> _What you should do_:
Your task is to reproduce the material exactly.

> _Information supplied_:
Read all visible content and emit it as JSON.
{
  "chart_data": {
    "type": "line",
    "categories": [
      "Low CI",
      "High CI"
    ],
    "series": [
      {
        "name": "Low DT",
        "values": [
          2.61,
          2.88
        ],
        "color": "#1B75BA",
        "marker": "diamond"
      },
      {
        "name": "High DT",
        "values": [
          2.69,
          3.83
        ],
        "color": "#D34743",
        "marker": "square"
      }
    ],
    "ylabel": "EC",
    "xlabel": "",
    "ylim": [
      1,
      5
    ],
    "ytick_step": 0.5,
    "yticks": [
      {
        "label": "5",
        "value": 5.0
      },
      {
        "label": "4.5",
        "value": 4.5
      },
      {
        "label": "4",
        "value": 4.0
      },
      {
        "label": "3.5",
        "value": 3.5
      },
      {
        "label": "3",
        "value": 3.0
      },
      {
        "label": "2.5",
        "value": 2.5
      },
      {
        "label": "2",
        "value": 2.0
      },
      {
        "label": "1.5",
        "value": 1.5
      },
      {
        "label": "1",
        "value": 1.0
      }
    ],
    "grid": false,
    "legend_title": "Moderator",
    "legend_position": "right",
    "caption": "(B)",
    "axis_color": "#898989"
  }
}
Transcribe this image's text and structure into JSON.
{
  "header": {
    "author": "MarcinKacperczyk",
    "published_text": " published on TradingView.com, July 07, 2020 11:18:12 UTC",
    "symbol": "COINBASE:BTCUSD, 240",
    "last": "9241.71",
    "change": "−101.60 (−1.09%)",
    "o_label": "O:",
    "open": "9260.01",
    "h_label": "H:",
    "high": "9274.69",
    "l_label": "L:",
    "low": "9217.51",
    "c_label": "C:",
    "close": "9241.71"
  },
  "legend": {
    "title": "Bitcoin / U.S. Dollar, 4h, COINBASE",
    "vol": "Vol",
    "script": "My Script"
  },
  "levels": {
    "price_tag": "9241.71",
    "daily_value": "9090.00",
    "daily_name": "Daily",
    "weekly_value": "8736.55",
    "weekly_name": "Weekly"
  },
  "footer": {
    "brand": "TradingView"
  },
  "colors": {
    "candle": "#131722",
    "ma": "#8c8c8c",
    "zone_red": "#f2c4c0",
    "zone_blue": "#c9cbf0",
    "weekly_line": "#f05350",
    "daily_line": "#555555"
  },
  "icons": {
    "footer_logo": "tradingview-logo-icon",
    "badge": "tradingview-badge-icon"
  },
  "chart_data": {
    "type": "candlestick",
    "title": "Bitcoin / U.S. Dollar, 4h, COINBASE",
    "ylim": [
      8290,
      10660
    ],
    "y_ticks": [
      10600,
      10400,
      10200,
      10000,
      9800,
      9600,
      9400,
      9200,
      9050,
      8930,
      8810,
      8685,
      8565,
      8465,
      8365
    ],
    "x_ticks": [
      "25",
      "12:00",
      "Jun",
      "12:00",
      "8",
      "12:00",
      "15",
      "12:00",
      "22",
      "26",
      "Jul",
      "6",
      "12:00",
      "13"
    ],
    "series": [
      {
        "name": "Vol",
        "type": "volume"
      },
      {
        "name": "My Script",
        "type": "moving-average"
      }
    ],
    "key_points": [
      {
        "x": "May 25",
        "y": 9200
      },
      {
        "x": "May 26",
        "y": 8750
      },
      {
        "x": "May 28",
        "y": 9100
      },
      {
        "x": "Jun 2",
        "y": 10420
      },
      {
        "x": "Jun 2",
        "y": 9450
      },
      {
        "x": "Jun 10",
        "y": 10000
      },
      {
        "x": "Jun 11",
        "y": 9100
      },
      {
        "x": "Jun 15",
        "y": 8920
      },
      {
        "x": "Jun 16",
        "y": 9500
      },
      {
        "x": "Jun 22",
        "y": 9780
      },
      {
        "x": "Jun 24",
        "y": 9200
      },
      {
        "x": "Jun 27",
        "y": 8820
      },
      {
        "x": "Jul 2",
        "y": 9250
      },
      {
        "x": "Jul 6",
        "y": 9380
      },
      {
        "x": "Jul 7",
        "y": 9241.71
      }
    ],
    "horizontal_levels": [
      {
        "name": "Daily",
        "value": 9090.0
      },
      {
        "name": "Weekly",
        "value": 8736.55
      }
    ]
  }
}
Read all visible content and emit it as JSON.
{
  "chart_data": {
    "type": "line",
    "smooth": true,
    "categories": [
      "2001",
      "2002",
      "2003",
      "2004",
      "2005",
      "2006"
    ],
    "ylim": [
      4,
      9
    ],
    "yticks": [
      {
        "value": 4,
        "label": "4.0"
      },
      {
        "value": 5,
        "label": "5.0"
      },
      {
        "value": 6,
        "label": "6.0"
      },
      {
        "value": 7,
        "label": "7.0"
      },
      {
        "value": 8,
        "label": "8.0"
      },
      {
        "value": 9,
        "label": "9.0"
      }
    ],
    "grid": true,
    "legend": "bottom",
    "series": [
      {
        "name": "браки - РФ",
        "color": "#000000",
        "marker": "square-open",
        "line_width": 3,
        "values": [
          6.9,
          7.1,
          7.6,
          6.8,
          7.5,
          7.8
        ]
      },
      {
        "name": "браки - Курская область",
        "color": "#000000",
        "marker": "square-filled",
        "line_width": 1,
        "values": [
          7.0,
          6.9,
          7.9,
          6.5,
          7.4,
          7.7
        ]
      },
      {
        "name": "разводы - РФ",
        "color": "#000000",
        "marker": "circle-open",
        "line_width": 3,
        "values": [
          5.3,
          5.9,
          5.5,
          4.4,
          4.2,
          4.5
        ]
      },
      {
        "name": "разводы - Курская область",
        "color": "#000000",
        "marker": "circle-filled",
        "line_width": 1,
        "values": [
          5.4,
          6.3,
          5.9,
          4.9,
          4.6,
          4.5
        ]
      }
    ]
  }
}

> _Answer_:
Read all visible content and emit it as JSON.
{
  "chart_data": {
    "type": "line",
    "categories": [
      "Low CI",
      "High CI"
    ],
    "series": [
      {
        "name": "Low DT",
        "values": [
          2.61,
          2.88
        ],
        "color": "#1B75BA",
        "marker": "diamond"
      },
      {
        "name": "High DT",
        "values": [
          2.69,
          3.83
        ],
        "color": "#D34743",
        "marker": "square"
      }
    ],
    "ylabel": "EC",
    "xlabel": "",
    "ylim": [
      1,
      5
    ],
    "ytick_step": 0.5,
    "yticks": [
      {
        "label": "5",
        "value": 5.0
      },
      {
        "label": "4.5",
        "value": 4.5
      },
      {
        "label": "4",
        "value": 4.0
      },
      {
        "label": "3.5",
        "value": 3.5
      },
      {
        "label": "3",
        "value": 3.0
      },
      {
        "label": "2.5",
        "value": 2.5
      },
      {
        "label": "2",
        "value": 2.0
      },
      {
        "label": "1.5",
        "value": 1.5
      },
      {
        "label": "1",
        "value": 1.0
      }
    ],
    "grid": false,
    "legend_title": "Moderator",
    "legend_position": "right",
    "caption": "(B)",
    "axis_color": "#898989"
  }
}
Transcribe this image's text and structure into JSON.
{
  "header": {
    "author": "MarcinKacperczyk",
    "published_text": " published on TradingView.com, July 07, 2020 11:18:12 UTC",
    "symbol": "COINBASE:BTCUSD, 240",
    "last": "9241.71",
    "change": "−101.60 (−1.09%)",
    "o_label": "O:",
    "open": "9260.01",
    "h_label": "H:",
    "high": "9274.69",
    "l_label": "L:",
    "low": "9217.51",
    "c_label": "C:",
    "close": "9241.71"
  },
  "legend": {
    "title": "Bitcoin / U.S. Dollar, 4h, COINBASE",
    "vol": "Vol",
    "script": "My Script"
  },
  "levels": {
    "price_tag": "9241.71",
    "daily_value": "9090.00",
    "daily_name": "Daily",
    "weekly_value": "8736.55",
    "weekly_name": "Weekly"
  },
  "footer": {
    "brand": "TradingView"
  },
  "colors": {
    "candle": "#131722",
    "ma": "#8c8c8c",
    "zone_red": "#f2c4c0",
    "zone_blue": "#c9cbf0",
    "weekly_line": "#f05350",
    "daily_line": "#555555"
  },
  "icons": {
    "footer_logo": "tradingview-logo-icon",
    "badge": "tradingview-badge-icon"
  },
  "chart_data": {
    "type": "candlestick",
    "title": "Bitcoin / U.S. Dollar, 4h, COINBASE",
    "ylim": [
      8290,
      10660
    ],
    "y_ticks": [
      10600,
      10400,
      10200,
      10000,
      9800,
      9600,
      9400,
      9200,
      9050,
      8930,
      8810,
      8685,
      8565,
      8465,
      8365
    ],
    "x_ticks": [
      "25",
      "12:00",
      "Jun",
      "12:00",
      "8",
      "12:00",
      "15",
      "12:00",
      "22",
      "26",
      "Jul",
      "6",
      "12:00",
      "13"
    ],
    "series": [
      {
        "name": "Vol",
        "type": "volume"
      },
      {
        "name": "My Script",
        "type": "moving-average"
      }
    ],
    "key_points": [
      {
        "x": "May 25",
        "y": 9200
      },
      {
        "x": "May 26",
        "y": 8750
      },
      {
        "x": "May 28",
        "y": 9100
      },
      {
        "x": "Jun 2",
        "y": 10420
      },
      {
        "x": "Jun 2",
        "y": 9450
      },
      {
        "x": "Jun 10",
        "y": 10000
      },
      {
        "x": "Jun 11",
        "y": 9100
      },
      {
        "x": "Jun 15",
        "y": 8920
      },
      {
        "x": "Jun 16",
        "y": 9500
      },
      {
        "x": "Jun 22",
        "y": 9780
      },
      {
        "x": "Jun 24",
        "y": 9200
      },
      {
        "x": "Jun 27",
        "y": 8820
      },
      {
        "x": "Jul 2",
        "y": 9250
      },
      {
        "x": "Jul 6",
        "y": 9380
      },
      {
        "x": "Jul 7",
        "y": 9241.71
      }
    ],
    "horizontal_levels": [
      {
        "name": "Daily",
        "value": 9090.0
      },
      {
        "name": "Weekly",
        "value": 8736.55
      }
    ]
  }
}
Read all visible content and emit it as JSON.
{
  "chart_data": {
    "type": "line",
    "smooth": true,
    "categories": [
      "2001",
      "2002",
      "2003",
      "2004",
      "2005",
      "2006"
    ],
    "ylim": [
      4,
      9
    ],
    "yticks": [
      {
        "value": 4,
        "label": "4.0"
      },
      {
        "value": 5,
        "label": "5.0"
      },
      {
        "value": 6,
        "label": "6.0"
      },
      {
        "value": 7,
        "label": "7.0"
      },
      {
        "value": 8,
        "label": "8.0"
      },
      {
        "value": 9,
        "label": "9.0"
      }
    ],
    "grid": true,
    "legend": "bottom",
    "series": [
      {
        "name": "браки - РФ",
        "color": "#000000",
        "marker": "square-open",
        "line_width": 3,
        "values": [
          6.9,
          7.1,
          7.6,
          6.8,
          7.5,
          7.8
        ]
      },
      {
        "name": "браки - Курская область",
        "color": "#000000",
        "marker": "square-filled",
        "line_width": 1,
        "values": [
          7.0,
          6.9,
          7.9,
          6.5,
          7.4,
          7.7
        ]
      },
      {
        "name": "разводы - РФ",
        "color": "#000000",
        "marker": "circle-open",
        "line_width": 3,
        "values": [
          5.3,
          5.9,
          5.5,
          4.4,
          4.2,
          4.5
        ]
      },
      {
        "name": "разводы - Курская область",
        "color": "#000000",
        "marker": "circle-filled",
        "line_width": 1,
        "values": [
          5.4,
          6.3,
          5.9,
          4.9,
          4.6,
          4.5
        ]
      }
    ]
  }
}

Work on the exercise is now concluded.